Stated task 1
Retype the part of the records that runs from the start through the line containing "x-tick-label: 1000 xyxy=(1272,109,1290,118)", keeping every line as it appears.

— BEGIN Provided text —

Lisa Haley, playing on an "ocean blue" Yamaha SV200 that she calls "Louie," sang in her deep, husky voice while playing in more of a fiddle style. I was totally impressed with this ability to multi-task, as I either play like an idiot or sound like an idiot when I try to do both at the same time. She seemed world-wise, with a no-nonsense competence you just take for granted. Of course she can sing, and accompany herself, and launch right into an improv solo!
After the show I asked Lisa how she manages to sing and play at the same time. "You have a bunch of your friends in a high school band say, 'We need you to sing,' and when you start to put down your violin they say, 'Oh no, now...'" she said. "It was pure peer pressure!" If I wanted to learn to do it, she advised me to play a scale until I'm so sick of it I can barely stand it, and then play the scale while singing a simple song, like "Mary Had a Little Lamb."
Mads Tolling, member of the Grammy Award-Winning Turtle Island Quartet and originally from Denmark, seemed to me the most hard-core jazzer of the bunch. He reeled everyone in with "The Chicken," which is first on the video below, and begins with the violin as percussion, a great effect only possible in quite this way on an electric. Mads closes his eyes and rides the band, he seems hyper-aware of the band and ready to take whatever wave comes. Keyboardist Ferrante was grinning ear-to-ear -- "JAM!" is what I wrote in my notes.

— END Provided text —

Stated task 2
In the text on the violinists, what name does Lisa Haley give her Yamaha SV200?

— BEGIN Supplied data —

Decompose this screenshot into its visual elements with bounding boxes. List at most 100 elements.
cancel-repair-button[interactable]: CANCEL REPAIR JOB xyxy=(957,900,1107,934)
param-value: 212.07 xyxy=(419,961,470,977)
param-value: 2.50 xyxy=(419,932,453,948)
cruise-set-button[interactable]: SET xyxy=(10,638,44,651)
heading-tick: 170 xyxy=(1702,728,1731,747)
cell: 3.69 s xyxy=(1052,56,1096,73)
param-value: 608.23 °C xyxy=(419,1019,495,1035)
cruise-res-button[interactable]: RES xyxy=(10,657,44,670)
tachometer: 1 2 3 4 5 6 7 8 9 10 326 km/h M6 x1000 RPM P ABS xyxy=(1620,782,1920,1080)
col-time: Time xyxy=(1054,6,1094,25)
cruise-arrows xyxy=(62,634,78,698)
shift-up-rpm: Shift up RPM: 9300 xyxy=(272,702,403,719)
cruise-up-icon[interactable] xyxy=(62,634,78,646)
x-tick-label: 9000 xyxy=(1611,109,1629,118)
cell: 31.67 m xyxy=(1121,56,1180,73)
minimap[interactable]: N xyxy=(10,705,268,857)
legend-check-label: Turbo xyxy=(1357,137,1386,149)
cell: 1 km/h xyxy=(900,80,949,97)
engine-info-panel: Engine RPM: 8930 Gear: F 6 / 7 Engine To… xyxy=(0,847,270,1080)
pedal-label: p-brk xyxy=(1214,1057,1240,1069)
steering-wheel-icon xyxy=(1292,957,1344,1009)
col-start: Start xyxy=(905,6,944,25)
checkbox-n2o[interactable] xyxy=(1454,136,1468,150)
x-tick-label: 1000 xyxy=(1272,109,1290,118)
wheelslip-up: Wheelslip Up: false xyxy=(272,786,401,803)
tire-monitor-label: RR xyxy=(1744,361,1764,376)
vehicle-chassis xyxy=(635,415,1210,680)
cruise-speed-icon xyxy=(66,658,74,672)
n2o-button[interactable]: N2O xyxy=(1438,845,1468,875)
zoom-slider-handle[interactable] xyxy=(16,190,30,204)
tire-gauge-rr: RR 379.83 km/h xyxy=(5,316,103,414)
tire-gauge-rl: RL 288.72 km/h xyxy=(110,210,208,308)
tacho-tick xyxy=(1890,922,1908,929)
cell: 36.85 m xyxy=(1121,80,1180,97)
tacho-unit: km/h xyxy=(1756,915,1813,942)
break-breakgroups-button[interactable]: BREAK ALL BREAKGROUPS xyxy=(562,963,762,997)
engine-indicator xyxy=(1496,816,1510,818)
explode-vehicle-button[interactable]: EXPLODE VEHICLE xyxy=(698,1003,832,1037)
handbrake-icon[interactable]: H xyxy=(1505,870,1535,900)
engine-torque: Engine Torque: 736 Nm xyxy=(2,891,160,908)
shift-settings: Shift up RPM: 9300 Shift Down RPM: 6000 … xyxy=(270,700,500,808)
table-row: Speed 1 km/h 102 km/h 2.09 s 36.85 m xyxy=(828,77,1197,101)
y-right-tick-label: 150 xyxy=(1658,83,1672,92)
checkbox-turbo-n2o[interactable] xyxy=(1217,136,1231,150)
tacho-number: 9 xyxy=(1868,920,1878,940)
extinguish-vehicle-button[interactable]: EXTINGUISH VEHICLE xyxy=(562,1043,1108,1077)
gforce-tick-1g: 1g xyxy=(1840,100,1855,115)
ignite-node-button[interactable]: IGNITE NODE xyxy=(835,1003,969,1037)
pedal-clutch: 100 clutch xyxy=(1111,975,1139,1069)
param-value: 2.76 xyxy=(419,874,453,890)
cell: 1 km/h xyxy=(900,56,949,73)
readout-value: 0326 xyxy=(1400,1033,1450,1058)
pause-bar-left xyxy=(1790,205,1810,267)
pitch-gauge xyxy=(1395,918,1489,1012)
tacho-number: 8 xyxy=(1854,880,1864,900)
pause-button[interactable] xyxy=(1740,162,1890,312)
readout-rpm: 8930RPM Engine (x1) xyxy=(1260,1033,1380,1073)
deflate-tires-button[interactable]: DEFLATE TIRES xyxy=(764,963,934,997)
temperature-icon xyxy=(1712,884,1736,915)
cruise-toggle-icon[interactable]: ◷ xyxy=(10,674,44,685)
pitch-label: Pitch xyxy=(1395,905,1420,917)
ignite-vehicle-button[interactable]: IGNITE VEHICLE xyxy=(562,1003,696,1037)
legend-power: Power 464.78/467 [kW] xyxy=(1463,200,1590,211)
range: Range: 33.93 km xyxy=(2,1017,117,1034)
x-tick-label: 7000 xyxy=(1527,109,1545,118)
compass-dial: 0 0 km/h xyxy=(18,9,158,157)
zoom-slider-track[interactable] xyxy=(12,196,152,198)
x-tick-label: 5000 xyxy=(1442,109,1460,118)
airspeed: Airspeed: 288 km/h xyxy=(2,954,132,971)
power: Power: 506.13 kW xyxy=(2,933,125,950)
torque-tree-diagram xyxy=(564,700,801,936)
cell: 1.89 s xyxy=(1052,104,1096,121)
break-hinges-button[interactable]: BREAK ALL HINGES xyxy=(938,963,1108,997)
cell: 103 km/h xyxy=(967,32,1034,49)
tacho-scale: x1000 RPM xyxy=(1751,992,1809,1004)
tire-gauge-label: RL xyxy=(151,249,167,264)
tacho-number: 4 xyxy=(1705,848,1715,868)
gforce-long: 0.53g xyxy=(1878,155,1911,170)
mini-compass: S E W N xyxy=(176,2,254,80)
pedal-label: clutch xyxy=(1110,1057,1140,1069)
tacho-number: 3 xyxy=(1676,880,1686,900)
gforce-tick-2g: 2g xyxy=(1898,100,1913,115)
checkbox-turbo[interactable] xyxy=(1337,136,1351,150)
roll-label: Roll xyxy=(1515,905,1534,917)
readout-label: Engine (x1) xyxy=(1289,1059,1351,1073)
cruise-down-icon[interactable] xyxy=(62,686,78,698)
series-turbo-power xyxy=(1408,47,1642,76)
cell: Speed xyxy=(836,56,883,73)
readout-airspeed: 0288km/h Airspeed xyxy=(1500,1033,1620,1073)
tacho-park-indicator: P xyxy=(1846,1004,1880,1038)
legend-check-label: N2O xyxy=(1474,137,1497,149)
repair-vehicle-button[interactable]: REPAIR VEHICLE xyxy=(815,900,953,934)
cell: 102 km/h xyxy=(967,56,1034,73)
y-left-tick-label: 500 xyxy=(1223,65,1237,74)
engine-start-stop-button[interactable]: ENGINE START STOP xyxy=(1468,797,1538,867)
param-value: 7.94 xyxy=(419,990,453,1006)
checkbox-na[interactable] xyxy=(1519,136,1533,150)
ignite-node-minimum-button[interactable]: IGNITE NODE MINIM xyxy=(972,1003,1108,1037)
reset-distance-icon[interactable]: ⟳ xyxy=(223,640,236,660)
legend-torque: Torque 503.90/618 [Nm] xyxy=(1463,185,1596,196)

— END Supplied data —

Worked answer 1
Decompose this screenshot into its visual elements with bounding boxes. List at most 100 elements.
cancel-repair-button[interactable]: CANCEL REPAIR JOB xyxy=(957,900,1107,934)
param-value: 212.07 xyxy=(419,961,470,977)
param-value: 2.50 xyxy=(419,932,453,948)
cruise-set-button[interactable]: SET xyxy=(10,638,44,651)
heading-tick: 170 xyxy=(1702,728,1731,747)
cell: 3.69 s xyxy=(1052,56,1096,73)
param-value: 608.23 °C xyxy=(419,1019,495,1035)
cruise-res-button[interactable]: RES xyxy=(10,657,44,670)
tachometer: 1 2 3 4 5 6 7 8 9 10 326 km/h M6 x1000 RPM P ABS xyxy=(1620,782,1920,1080)
col-time: Time xyxy=(1054,6,1094,25)
cruise-arrows xyxy=(62,634,78,698)
shift-up-rpm: Shift up RPM: 9300 xyxy=(272,702,403,719)
cruise-up-icon[interactable] xyxy=(62,634,78,646)
x-tick-label: 9000 xyxy=(1611,109,1629,118)
cell: 31.67 m xyxy=(1121,56,1180,73)
minimap[interactable]: N xyxy=(10,705,268,857)
legend-check-label: Turbo xyxy=(1357,137,1386,149)
cell: 1 km/h xyxy=(900,80,949,97)
engine-info-panel: Engine RPM: 8930 Gear: F 6 / 7 Engine To… xyxy=(0,847,270,1080)
pedal-label: p-brk xyxy=(1214,1057,1240,1069)
steering-wheel-icon xyxy=(1292,957,1344,1009)
col-start: Start xyxy=(905,6,944,25)
checkbox-n2o[interactable] xyxy=(1454,136,1468,150)
x-tick-label: 1000 xyxy=(1272,109,1290,118)

Worked answer 2
She calls it "Louie."